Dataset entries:
----
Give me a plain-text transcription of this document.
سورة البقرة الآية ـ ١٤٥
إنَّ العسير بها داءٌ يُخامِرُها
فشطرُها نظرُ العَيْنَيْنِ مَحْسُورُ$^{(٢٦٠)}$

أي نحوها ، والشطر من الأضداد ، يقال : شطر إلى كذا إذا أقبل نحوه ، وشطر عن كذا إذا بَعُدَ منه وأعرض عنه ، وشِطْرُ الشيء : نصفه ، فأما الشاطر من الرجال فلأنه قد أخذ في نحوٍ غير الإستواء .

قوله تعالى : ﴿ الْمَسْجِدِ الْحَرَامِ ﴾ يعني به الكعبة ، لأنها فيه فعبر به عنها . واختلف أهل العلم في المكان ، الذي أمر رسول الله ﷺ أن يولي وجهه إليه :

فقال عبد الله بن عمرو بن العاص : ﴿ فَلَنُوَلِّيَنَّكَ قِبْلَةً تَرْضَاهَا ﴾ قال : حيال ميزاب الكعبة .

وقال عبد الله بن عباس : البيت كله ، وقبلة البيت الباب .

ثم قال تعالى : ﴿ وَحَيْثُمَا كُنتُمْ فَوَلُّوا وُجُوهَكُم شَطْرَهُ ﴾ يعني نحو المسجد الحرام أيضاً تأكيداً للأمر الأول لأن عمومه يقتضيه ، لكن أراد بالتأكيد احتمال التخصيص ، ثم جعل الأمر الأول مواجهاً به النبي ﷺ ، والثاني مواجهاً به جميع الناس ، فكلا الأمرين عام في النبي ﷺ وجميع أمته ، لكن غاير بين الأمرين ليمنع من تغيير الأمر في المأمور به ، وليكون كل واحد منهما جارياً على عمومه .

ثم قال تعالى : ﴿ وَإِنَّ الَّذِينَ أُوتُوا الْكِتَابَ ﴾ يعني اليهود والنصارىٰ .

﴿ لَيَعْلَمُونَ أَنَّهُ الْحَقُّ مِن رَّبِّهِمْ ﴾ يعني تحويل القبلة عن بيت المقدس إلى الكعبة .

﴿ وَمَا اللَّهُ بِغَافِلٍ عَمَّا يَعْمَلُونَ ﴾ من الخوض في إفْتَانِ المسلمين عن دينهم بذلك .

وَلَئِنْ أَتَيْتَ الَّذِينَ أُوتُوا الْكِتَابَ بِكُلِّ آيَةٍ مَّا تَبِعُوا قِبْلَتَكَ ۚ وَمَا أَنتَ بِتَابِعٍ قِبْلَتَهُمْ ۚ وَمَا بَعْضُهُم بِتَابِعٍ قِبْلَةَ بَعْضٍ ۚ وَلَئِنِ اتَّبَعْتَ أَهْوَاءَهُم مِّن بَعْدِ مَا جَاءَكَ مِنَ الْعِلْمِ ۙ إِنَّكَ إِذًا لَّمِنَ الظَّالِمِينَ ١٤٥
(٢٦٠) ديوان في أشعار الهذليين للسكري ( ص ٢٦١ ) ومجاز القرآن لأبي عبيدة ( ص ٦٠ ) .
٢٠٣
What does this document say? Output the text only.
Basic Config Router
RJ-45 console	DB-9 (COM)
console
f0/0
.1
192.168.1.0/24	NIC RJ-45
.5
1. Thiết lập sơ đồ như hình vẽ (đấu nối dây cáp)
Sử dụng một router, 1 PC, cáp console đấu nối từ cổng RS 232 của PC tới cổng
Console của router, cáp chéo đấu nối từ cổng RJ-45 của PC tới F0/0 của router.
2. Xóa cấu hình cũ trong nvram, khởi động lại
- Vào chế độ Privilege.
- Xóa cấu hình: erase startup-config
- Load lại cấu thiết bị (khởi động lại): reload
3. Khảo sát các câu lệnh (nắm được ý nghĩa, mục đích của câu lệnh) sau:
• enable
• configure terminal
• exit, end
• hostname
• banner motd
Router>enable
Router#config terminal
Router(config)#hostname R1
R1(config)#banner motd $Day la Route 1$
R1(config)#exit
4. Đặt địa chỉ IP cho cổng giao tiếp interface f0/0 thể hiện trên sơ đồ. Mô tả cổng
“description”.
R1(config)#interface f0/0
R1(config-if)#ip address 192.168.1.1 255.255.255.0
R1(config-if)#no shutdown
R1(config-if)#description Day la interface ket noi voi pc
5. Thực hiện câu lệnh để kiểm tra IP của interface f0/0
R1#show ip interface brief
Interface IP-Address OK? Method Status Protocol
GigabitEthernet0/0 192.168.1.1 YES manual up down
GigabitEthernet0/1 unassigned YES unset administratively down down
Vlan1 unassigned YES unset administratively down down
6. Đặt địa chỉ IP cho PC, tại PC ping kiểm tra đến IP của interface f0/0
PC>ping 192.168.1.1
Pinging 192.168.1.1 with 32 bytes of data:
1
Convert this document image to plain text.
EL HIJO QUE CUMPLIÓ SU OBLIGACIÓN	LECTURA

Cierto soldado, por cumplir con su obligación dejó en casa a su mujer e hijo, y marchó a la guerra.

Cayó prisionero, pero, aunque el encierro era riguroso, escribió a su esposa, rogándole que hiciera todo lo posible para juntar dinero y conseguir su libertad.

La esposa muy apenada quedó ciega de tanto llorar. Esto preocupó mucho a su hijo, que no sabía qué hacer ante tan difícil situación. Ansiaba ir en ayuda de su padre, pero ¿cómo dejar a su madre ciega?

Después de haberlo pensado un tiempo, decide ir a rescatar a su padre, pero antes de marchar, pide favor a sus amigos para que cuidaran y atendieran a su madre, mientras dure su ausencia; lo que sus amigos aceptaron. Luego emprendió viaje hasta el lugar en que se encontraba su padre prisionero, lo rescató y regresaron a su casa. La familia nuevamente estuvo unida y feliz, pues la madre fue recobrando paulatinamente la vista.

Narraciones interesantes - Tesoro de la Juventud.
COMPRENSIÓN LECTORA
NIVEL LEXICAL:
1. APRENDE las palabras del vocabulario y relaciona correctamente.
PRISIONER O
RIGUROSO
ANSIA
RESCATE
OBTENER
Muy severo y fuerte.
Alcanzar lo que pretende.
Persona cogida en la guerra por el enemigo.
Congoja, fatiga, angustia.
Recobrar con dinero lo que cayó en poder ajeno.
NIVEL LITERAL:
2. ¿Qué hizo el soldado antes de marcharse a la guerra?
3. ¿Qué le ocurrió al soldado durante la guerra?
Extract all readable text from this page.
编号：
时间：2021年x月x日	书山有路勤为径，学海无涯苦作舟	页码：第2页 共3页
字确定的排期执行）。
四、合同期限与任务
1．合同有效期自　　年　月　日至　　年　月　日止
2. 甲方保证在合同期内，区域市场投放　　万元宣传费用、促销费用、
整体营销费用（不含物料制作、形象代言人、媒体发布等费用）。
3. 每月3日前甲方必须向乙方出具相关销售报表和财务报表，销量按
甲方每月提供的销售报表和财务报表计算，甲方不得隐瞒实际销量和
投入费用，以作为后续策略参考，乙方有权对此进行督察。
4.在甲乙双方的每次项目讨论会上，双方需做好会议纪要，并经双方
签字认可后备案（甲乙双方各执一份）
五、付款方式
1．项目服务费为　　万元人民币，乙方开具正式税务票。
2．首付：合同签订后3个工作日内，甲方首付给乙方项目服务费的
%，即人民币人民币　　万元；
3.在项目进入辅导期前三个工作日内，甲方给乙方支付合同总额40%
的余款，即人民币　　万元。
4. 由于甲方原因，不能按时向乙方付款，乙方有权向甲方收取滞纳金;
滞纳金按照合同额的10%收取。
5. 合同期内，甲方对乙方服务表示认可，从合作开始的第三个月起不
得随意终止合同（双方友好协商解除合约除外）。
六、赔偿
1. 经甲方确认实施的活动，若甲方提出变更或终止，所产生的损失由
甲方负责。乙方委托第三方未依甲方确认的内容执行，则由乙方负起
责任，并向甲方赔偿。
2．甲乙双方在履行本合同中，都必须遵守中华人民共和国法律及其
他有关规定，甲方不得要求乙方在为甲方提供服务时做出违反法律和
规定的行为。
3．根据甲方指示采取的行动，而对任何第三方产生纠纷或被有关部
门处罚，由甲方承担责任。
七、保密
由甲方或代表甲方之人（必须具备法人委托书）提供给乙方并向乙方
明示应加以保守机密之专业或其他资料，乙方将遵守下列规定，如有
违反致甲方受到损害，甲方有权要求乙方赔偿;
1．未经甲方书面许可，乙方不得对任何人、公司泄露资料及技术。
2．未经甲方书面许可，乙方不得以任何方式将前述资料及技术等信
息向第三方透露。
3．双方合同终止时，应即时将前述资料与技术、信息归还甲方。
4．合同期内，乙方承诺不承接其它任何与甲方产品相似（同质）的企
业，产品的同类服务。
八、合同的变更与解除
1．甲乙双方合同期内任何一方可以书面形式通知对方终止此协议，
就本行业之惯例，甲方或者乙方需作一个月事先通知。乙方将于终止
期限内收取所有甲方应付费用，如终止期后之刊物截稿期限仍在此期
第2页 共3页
----
Task to carry out: Search the listing for the string "khởi". Copy each line where it turns up.

Written solution:
2. Xóa cấu hình cũ trong nvram, khởi động lại
- Load lại cấu thiết bị (khởi động lại): reload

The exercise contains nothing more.